**WHAT YOU ARE ASKED TO DO:**
Locate each line of the material that contains "legend", then return it.

Dataset entries
= = =

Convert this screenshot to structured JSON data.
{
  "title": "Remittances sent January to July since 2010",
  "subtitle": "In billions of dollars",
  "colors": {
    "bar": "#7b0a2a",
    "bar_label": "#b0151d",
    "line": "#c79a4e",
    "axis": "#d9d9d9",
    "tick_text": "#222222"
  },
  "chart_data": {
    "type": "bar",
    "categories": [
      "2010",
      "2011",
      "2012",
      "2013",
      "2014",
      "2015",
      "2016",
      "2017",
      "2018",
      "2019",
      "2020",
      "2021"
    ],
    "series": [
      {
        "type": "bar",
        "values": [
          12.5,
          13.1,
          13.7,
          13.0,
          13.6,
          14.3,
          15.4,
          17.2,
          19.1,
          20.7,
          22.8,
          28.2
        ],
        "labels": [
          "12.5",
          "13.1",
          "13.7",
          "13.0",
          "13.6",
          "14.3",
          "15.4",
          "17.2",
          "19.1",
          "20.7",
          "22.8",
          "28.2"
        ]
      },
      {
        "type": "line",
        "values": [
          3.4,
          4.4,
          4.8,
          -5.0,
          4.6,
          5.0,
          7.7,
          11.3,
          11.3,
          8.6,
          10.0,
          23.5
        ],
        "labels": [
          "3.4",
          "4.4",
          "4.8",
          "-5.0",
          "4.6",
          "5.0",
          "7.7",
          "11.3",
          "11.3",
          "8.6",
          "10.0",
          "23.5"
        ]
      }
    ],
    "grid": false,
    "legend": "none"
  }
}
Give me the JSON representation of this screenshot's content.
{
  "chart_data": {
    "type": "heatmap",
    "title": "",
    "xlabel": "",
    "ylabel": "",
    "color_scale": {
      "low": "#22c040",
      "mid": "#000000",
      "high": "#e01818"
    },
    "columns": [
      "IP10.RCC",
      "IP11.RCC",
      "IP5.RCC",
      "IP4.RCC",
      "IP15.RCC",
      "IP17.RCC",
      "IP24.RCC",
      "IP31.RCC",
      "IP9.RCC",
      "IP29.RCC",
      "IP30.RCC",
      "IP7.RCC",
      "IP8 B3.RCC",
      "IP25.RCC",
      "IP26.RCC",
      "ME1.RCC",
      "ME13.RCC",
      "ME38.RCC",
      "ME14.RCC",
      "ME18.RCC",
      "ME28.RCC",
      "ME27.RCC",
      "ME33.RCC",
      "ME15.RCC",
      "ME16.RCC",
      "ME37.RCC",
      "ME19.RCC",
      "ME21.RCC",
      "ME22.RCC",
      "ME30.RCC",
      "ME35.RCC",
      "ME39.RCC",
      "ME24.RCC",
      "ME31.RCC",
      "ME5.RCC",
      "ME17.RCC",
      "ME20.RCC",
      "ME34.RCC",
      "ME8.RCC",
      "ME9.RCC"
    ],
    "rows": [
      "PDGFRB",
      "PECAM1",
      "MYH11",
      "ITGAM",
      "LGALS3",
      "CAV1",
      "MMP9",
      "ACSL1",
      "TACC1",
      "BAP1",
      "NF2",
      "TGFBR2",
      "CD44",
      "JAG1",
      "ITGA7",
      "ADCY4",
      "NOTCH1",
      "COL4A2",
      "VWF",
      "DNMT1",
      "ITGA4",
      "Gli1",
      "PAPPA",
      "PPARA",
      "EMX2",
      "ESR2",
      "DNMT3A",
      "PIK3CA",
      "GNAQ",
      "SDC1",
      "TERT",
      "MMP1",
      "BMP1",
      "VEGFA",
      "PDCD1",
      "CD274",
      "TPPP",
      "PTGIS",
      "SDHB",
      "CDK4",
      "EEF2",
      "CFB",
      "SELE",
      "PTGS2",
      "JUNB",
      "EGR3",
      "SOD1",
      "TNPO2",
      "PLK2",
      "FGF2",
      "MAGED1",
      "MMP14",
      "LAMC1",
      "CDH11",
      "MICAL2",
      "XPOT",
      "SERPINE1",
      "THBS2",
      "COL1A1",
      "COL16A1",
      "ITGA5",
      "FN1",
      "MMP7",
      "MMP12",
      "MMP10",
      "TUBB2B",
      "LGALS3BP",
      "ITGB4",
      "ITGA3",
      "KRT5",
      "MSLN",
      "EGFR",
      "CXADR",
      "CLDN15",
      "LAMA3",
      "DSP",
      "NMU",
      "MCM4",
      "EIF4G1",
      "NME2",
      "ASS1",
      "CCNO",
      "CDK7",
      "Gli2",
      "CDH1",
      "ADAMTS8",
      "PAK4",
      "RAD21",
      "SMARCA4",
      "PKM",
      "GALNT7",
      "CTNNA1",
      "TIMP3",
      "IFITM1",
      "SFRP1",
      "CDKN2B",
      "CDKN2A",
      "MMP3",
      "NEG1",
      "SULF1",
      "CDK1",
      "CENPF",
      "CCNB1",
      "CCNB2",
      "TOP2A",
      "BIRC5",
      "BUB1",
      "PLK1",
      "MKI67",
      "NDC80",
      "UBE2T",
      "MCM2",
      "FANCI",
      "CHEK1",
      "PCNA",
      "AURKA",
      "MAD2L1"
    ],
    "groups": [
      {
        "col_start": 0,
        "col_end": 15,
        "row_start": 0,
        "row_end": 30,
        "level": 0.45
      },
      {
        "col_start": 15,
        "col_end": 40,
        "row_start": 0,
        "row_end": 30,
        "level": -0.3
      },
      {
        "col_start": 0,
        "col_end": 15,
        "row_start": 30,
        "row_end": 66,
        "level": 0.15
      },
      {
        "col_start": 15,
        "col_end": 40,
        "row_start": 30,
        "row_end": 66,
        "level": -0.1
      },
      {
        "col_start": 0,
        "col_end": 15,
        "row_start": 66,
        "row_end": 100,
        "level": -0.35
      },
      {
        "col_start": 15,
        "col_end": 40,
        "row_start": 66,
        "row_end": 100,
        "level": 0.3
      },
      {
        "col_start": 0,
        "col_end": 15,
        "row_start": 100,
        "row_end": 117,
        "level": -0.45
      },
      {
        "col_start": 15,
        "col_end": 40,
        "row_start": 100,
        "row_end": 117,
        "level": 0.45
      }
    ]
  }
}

= = =

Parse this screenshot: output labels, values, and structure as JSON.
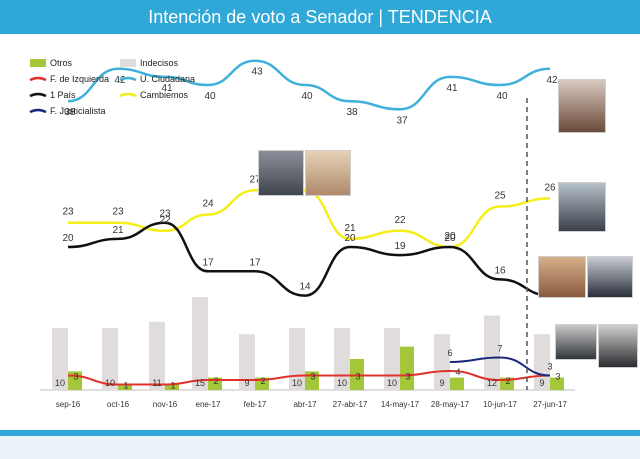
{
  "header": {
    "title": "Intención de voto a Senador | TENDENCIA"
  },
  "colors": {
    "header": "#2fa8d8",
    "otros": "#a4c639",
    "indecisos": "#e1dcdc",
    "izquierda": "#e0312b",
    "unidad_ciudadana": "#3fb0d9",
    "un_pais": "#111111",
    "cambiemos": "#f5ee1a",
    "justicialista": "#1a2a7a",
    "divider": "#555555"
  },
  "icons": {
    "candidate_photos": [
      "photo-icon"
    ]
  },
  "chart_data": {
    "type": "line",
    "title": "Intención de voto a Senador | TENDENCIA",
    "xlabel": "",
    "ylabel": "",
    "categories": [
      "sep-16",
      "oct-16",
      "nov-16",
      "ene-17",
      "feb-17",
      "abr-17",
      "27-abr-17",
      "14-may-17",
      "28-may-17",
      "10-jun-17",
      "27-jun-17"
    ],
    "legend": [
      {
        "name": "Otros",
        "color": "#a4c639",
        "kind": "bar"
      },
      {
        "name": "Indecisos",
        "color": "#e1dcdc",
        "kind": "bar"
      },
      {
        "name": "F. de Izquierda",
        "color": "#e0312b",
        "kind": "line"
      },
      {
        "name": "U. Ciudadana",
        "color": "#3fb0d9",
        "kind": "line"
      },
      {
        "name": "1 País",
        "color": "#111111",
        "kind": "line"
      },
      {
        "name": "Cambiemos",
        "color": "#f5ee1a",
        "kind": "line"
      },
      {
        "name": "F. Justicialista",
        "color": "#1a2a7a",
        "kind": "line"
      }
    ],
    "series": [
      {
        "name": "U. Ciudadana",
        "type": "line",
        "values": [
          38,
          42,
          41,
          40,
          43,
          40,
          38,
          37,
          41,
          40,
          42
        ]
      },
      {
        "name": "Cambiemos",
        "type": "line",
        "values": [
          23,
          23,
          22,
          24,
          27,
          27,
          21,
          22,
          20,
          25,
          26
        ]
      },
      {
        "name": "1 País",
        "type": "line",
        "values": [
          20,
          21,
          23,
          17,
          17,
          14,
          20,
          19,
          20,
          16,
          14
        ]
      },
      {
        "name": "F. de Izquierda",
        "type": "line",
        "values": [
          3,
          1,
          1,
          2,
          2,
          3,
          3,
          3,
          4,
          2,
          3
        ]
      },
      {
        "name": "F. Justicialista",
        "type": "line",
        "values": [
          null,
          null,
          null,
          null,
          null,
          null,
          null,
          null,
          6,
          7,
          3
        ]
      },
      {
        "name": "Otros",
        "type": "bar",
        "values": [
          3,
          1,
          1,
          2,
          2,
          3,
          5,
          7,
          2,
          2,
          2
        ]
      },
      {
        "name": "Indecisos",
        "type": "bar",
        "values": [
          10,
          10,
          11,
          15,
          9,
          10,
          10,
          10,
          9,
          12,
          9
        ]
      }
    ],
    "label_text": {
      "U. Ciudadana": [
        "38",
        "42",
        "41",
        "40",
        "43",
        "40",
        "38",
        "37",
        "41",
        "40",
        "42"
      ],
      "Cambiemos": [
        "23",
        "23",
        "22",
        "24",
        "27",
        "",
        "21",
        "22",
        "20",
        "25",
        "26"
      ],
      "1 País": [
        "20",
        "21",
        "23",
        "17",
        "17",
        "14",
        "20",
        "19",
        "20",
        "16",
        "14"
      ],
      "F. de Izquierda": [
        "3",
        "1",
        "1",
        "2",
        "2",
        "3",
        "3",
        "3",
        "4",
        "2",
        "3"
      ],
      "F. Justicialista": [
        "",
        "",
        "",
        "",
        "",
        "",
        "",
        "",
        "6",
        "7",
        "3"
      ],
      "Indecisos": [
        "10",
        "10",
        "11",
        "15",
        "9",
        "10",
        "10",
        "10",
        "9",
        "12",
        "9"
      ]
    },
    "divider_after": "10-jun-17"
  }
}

= = =

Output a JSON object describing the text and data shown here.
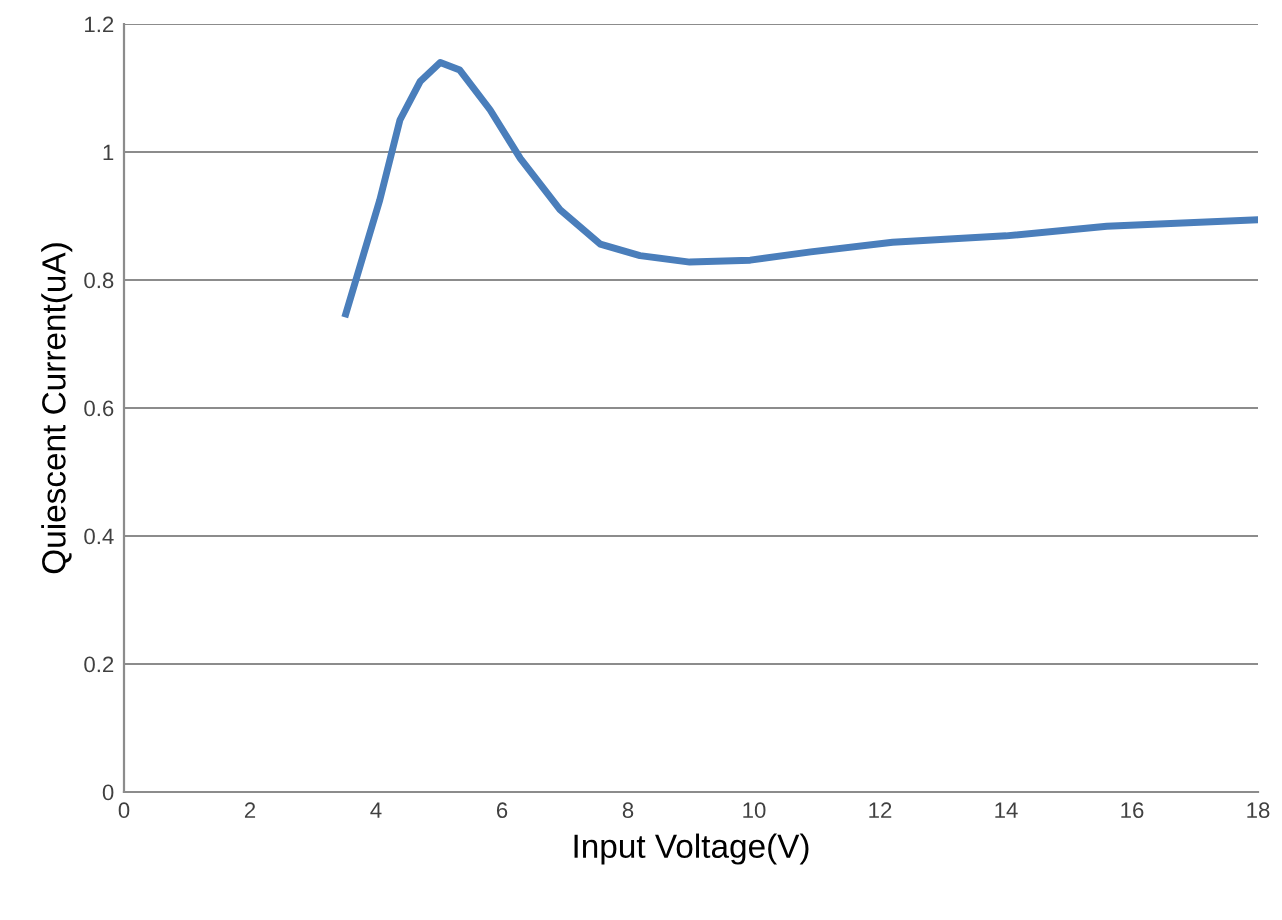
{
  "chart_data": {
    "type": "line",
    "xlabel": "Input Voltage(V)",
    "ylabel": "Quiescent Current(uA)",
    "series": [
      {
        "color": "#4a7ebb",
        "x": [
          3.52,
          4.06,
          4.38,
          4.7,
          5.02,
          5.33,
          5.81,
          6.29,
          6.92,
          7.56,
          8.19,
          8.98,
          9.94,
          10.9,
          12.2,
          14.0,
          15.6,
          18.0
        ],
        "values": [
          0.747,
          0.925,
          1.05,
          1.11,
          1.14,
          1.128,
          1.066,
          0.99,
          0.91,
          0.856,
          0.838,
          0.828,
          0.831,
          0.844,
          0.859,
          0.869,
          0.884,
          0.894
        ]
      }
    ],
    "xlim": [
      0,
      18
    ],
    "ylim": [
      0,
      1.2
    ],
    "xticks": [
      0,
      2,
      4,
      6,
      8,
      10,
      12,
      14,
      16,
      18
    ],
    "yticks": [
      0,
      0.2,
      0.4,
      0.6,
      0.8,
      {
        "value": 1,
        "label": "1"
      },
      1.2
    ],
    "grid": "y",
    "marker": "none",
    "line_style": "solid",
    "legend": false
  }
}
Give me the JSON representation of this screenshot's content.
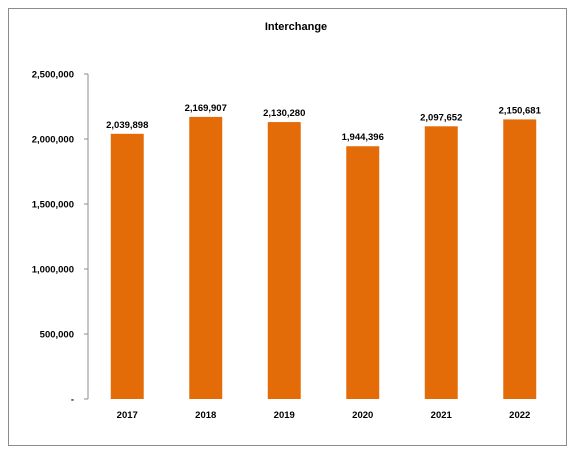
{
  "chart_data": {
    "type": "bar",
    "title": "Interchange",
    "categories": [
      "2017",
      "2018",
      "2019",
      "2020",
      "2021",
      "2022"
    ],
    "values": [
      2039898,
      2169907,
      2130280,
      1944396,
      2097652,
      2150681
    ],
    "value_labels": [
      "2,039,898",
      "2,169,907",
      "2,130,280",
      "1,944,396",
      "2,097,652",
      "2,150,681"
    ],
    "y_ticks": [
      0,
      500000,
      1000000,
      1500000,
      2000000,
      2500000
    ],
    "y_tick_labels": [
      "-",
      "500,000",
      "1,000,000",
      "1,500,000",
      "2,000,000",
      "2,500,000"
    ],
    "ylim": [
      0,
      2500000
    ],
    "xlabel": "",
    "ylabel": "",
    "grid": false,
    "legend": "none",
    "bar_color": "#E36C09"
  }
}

= = =

**EXERCISE ANSWER:**
    "legend": "none"
    "legend": [
    "legend": false
    "legend": "none",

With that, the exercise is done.